Items from a dataset
# # # # # # #
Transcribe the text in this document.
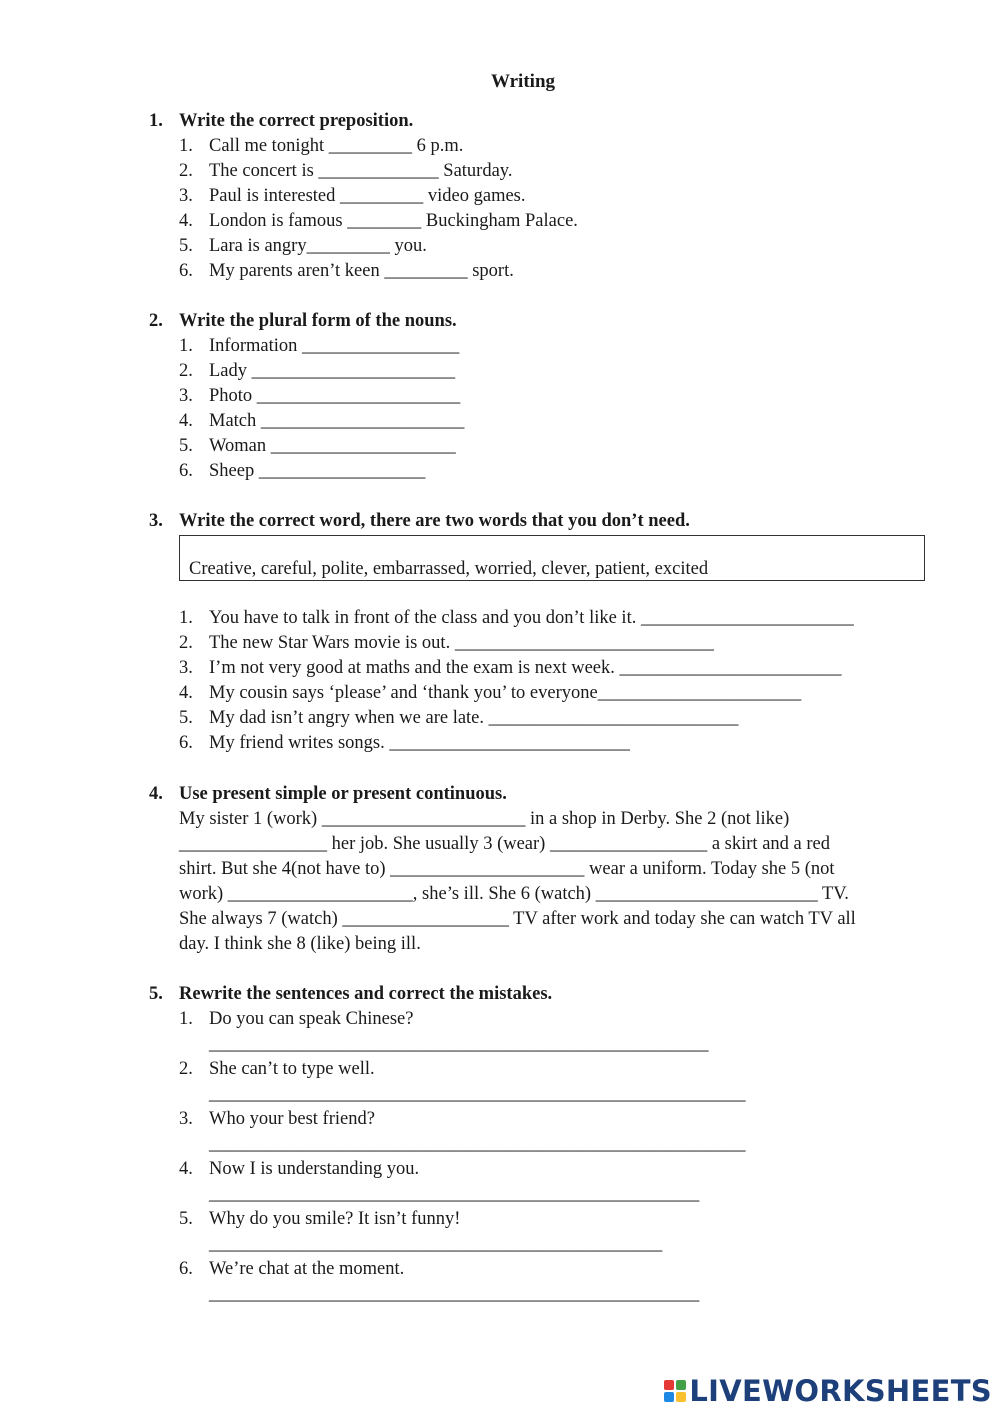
Writing
1. Write the correct preposition.
1. Call me tonight _________ 6 p.m.
2. The concert is _____________ Saturday.
3. Paul is interested _________ video games.
4. London is famous ________ Buckingham Palace.
5. Lara is angry_________ you.
6. My parents aren’t keen _________ sport.
2. Write the plural form of the nouns.
1. Information _________________
2. Lady ______________________
3. Photo ______________________
4. Match ______________________
5. Woman ____________________
6. Sheep __________________
3. Write the correct word, there are two words that you don’t need.
Creative, careful, polite, embarrassed, worried, clever, patient, excited
1. You have to talk in front of the class and you don’t like it. _______________________
2. The new Star Wars movie is out. ____________________________
3. I’m not very good at maths and the exam is next week. ________________________
4. My cousin says ‘please’ and ‘thank you’ to everyone______________________
5. My dad isn’t angry when we are late. ___________________________
6. My friend writes songs. __________________________
4. Use present simple or present continuous.
My sister 1 (work) ______________________ in a shop in Derby. She 2 (not like)
________________ her job. She usually 3 (wear) _________________ a skirt and a red
shirt. But she 4(not have to) _____________________ wear a uniform. Today she 5 (not
work) ____________________, she’s ill. She 6 (watch) ________________________ TV.
She always 7 (watch) __________________ TV after work and today she can watch TV all
day. I think she 8 (like) being ill.
5. Rewrite the sentences and correct the mistakes.
1. Do you can speak Chinese?
______________________________________________________
2. She can’t to type well.
__________________________________________________________
3. Who your best friend?
__________________________________________________________
4. Now I is understanding you.
_____________________________________________________
5. Why do you smile? It isn’t funny!
_________________________________________________
6. We’re chat at the moment.
_____________________________________________________
LIVEWORKSHEETS
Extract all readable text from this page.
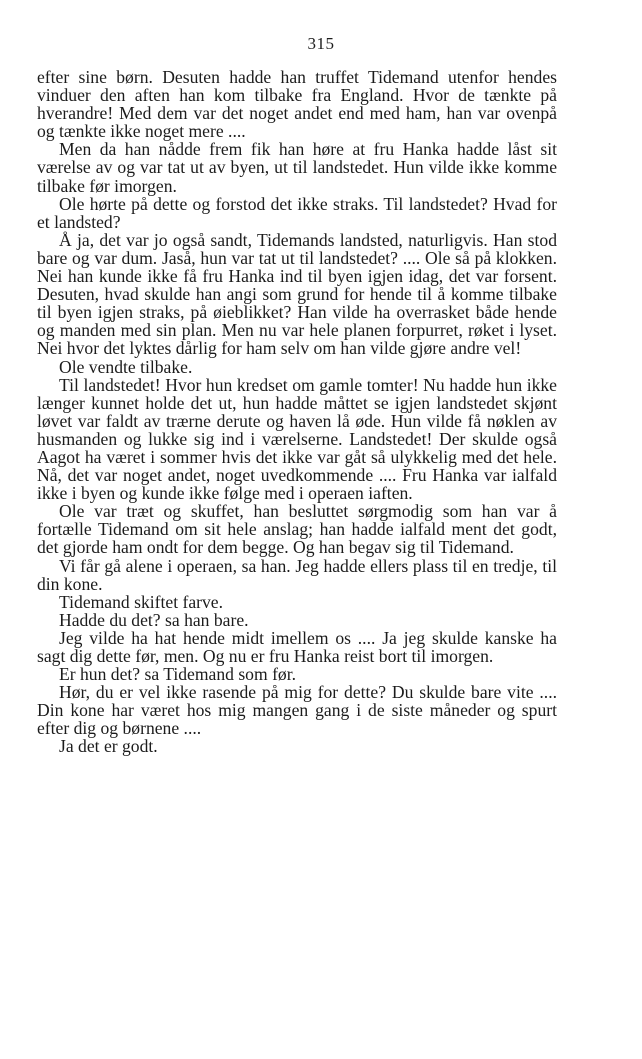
315

efter sine børn. Desuten hadde han truffet Tidemand utenfor hendes vinduer den aften han kom tilbake fra England. Hvor de tænkte på hverandre! Med dem var det noget andet end med ham, han var ovenpå og tænkte ikke noget mere ....

Men da han nådde frem fik han høre at fru Hanka hadde låst sit værelse av og var tat ut av byen, ut til landstedet. Hun vilde ikke komme tilbake før imorgen.

Ole hørte på dette og forstod det ikke straks. Til landstedet? Hvad for et landsted?

Å ja, det var jo også sandt, Tidemands landsted, naturligvis. Han stod bare og var dum. Jaså, hun var tat ut til landstedet? .... Ole så på klokken. Nei han kunde ikke få fru Hanka ind til byen igjen idag, det var forsent. Desuten, hvad skulde han angi som grund for hende til å komme tilbake til byen igjen straks, på øieblikket? Han vilde ha overrasket både hende og manden med sin plan. Men nu var hele planen forpurret, røket i lyset. Nei hvor det lyktes dårlig for ham selv om han vilde gjøre andre vel!

Ole vendte tilbake.

Til landstedet! Hvor hun kredset om gamle tomter! Nu hadde hun ikke længer kunnet holde det ut, hun hadde måttet se igjen landstedet skjønt løvet var faldt av trærne derute og haven lå øde. Hun vilde få nøklen av husmanden og lukke sig ind i værelserne. Landstedet! Der skulde også Aagot ha været i sommer hvis det ikke var gåt så ulykkelig med det hele. Nå, det var noget andet, noget uvedkommende .... Fru Hanka var ialfald ikke i byen og kunde ikke følge med i operaen iaften.

Ole var træt og skuffet, han besluttet sørgmodig som han var å fortælle Tidemand om sit hele anslag; han hadde ialfald ment det godt, det gjorde ham ondt for dem begge. Og han begav sig til Tidemand.

Vi får gå alene i operaen, sa han. Jeg hadde ellers plass til en tredje, til din kone.

Tidemand skiftet farve.

Hadde du det? sa han bare.

Jeg vilde ha hat hende midt imellem os .... Ja jeg skulde kanske ha sagt dig dette før, men. Og nu er fru Hanka reist bort til imorgen.

Er hun det? sa Tidemand som før.

Hør, du er vel ikke rasende på mig for dette? Du skulde bare vite .... Din kone har været hos mig mangen gang i de siste måneder og spurt efter dig og børnene ....

Ja det er godt.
# # # # # # #
> **What this task involves**
Quote every record above exactly, leaving out any pictures.

> **Output of the task**
Transcribe the text in this document.
Writing
1. Write the correct preposition.
1. Call me tonight _________ 6 p.m.
2. The concert is _____________ Saturday.
3. Paul is interested _________ video games.
4. London is famous ________ Buckingham Palace.
5. Lara is angry_________ you.
6. My parents aren’t keen _________ sport.
2. Write the plural form of the nouns.
1. Information _________________
2. Lady ______________________
3. Photo ______________________
4. Match ______________________
5. Woman ____________________
6. Sheep __________________
3. Write the correct word, there are two words that you don’t need.
Creative, careful, polite, embarrassed, worried, clever, patient, excited
1. You have to talk in front of the class and you don’t like it. _______________________
2. The new Star Wars movie is out. ____________________________
3. I’m not very good at maths and the exam is next week. ________________________
4. My cousin says ‘please’ and ‘thank you’ to everyone______________________
5. My dad isn’t angry when we are late. ___________________________
6. My friend writes songs. __________________________
4. Use present simple or present continuous.
My sister 1 (work) ______________________ in a shop in Derby. She 2 (not like)
________________ her job. She usually 3 (wear) _________________ a skirt and a red
shirt. But she 4(not have to) _____________________ wear a uniform. Today she 5 (not
work) ____________________, she’s ill. She 6 (watch) ________________________ TV.
She always 7 (watch) __________________ TV after work and today she can watch TV all
day. I think she 8 (like) being ill.
5. Rewrite the sentences and correct the mistakes.
1. Do you can speak Chinese?
______________________________________________________
2. She can’t to type well.
__________________________________________________________
3. Who your best friend?
__________________________________________________________
4. Now I is understanding you.
_____________________________________________________
5. Why do you smile? It isn’t funny!
_________________________________________________
6. We’re chat at the moment.
_____________________________________________________
LIVEWORKSHEETS
Extract all readable text from this page.
315

efter sine børn. Desuten hadde han truffet Tidemand utenfor hendes vinduer den aften han kom tilbake fra England. Hvor de tænkte på hverandre! Med dem var det noget andet end med ham, han var ovenpå og tænkte ikke noget mere ....

Men da han nådde frem fik han høre at fru Hanka hadde låst sit værelse av og var tat ut av byen, ut til landstedet. Hun vilde ikke komme tilbake før imorgen.

Ole hørte på dette og forstod det ikke straks. Til landstedet? Hvad for et landsted?

Å ja, det var jo også sandt, Tidemands landsted, naturligvis. Han stod bare og var dum. Jaså, hun var tat ut til landstedet? .... Ole så på klokken. Nei han kunde ikke få fru Hanka ind til byen igjen idag, det var forsent. Desuten, hvad skulde han angi som grund for hende til å komme tilbake til byen igjen straks, på øieblikket? Han vilde ha overrasket både hende og manden med sin plan. Men nu var hele planen forpurret, røket i lyset. Nei hvor det lyktes dårlig for ham selv om han vilde gjøre andre vel!

Ole vendte tilbake.

Til landstedet! Hvor hun kredset om gamle tomter! Nu hadde hun ikke længer kunnet holde det ut, hun hadde måttet se igjen landstedet skjønt løvet var faldt av trærne derute og haven lå øde. Hun vilde få nøklen av husmanden og lukke sig ind i værelserne. Landstedet! Der skulde også Aagot ha været i sommer hvis det ikke var gåt så ulykkelig med det hele. Nå, det var noget andet, noget uvedkommende .... Fru Hanka var ialfald ikke i byen og kunde ikke følge med i operaen iaften.

Ole var træt og skuffet, han besluttet sørgmodig som han var å fortælle Tidemand om sit hele anslag; han hadde ialfald ment det godt, det gjorde ham ondt for dem begge. Og han begav sig til Tidemand.

Vi får gå alene i operaen, sa han. Jeg hadde ellers plass til en tredje, til din kone.

Tidemand skiftet farve.

Hadde du det? sa han bare.

Jeg vilde ha hat hende midt imellem os .... Ja jeg skulde kanske ha sagt dig dette før, men. Og nu er fru Hanka reist bort til imorgen.

Er hun det? sa Tidemand som før.

Hør, du er vel ikke rasende på mig for dette? Du skulde bare vite .... Din kone har været hos mig mangen gang i de siste måneder og spurt efter dig og børnene ....

Ja det er godt.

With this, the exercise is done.